(WORK REQUIRED): Reproduce only the lines from the line containing "OCR this image." to the end of the entries below, including both of those lines.

(SOURCE MATERIAL):
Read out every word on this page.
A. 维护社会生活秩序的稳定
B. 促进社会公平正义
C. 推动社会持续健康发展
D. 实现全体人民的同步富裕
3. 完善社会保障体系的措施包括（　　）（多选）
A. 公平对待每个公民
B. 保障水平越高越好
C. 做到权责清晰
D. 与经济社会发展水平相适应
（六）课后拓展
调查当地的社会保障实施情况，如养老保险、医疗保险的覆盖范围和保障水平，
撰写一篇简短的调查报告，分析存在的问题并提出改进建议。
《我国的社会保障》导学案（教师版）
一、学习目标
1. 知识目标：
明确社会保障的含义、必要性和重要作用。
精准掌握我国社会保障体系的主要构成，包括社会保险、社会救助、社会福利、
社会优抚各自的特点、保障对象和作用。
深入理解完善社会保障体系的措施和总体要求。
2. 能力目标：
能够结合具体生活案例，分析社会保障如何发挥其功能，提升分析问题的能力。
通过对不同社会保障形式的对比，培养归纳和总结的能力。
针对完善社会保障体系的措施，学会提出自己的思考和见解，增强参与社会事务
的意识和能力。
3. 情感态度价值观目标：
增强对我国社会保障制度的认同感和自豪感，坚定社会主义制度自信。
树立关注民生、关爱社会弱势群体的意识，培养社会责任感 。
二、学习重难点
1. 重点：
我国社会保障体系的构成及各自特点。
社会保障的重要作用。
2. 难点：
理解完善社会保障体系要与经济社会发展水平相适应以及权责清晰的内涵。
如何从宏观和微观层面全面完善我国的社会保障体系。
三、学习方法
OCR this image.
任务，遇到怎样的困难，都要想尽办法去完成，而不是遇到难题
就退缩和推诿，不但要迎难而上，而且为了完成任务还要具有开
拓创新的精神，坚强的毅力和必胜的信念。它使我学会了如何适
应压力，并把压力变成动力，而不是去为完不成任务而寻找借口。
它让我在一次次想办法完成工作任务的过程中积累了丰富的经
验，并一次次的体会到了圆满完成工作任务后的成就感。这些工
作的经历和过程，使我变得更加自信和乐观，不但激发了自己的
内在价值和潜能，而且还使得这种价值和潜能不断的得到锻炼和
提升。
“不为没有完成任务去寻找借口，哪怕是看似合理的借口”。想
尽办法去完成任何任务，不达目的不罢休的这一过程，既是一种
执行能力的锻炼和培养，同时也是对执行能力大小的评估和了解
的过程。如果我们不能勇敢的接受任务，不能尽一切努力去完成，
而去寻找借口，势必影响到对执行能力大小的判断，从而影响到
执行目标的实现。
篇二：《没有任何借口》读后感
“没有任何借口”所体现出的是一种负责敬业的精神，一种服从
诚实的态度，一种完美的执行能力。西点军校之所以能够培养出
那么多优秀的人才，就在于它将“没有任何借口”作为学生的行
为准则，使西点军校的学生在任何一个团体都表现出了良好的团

(EXERCISE RESULT):
OCR this image.
任务，遇到怎样的困难，都要想尽办法去完成，而不是遇到难题
就退缩和推诿，不但要迎难而上，而且为了完成任务还要具有开
拓创新的精神，坚强的毅力和必胜的信念。它使我学会了如何适
应压力，并把压力变成动力，而不是去为完不成任务而寻找借口。
它让我在一次次想办法完成工作任务的过程中积累了丰富的经
验，并一次次的体会到了圆满完成工作任务后的成就感。这些工
作的经历和过程，使我变得更加自信和乐观，不但激发了自己的
内在价值和潜能，而且还使得这种价值和潜能不断的得到锻炼和
提升。
“不为没有完成任务去寻找借口，哪怕是看似合理的借口”。想
尽办法去完成任何任务，不达目的不罢休的这一过程，既是一种
执行能力的锻炼和培养，同时也是对执行能力大小的评估和了解
的过程。如果我们不能勇敢的接受任务，不能尽一切努力去完成，
而去寻找借口，势必影响到对执行能力大小的判断，从而影响到
执行目标的实现。
篇二：《没有任何借口》读后感
“没有任何借口”所体现出的是一种负责敬业的精神，一种服从
诚实的态度，一种完美的执行能力。西点军校之所以能够培养出
那么多优秀的人才，就在于它将“没有任何借口”作为学生的行
为准则，使西点军校的学生在任何一个团体都表现出了良好的团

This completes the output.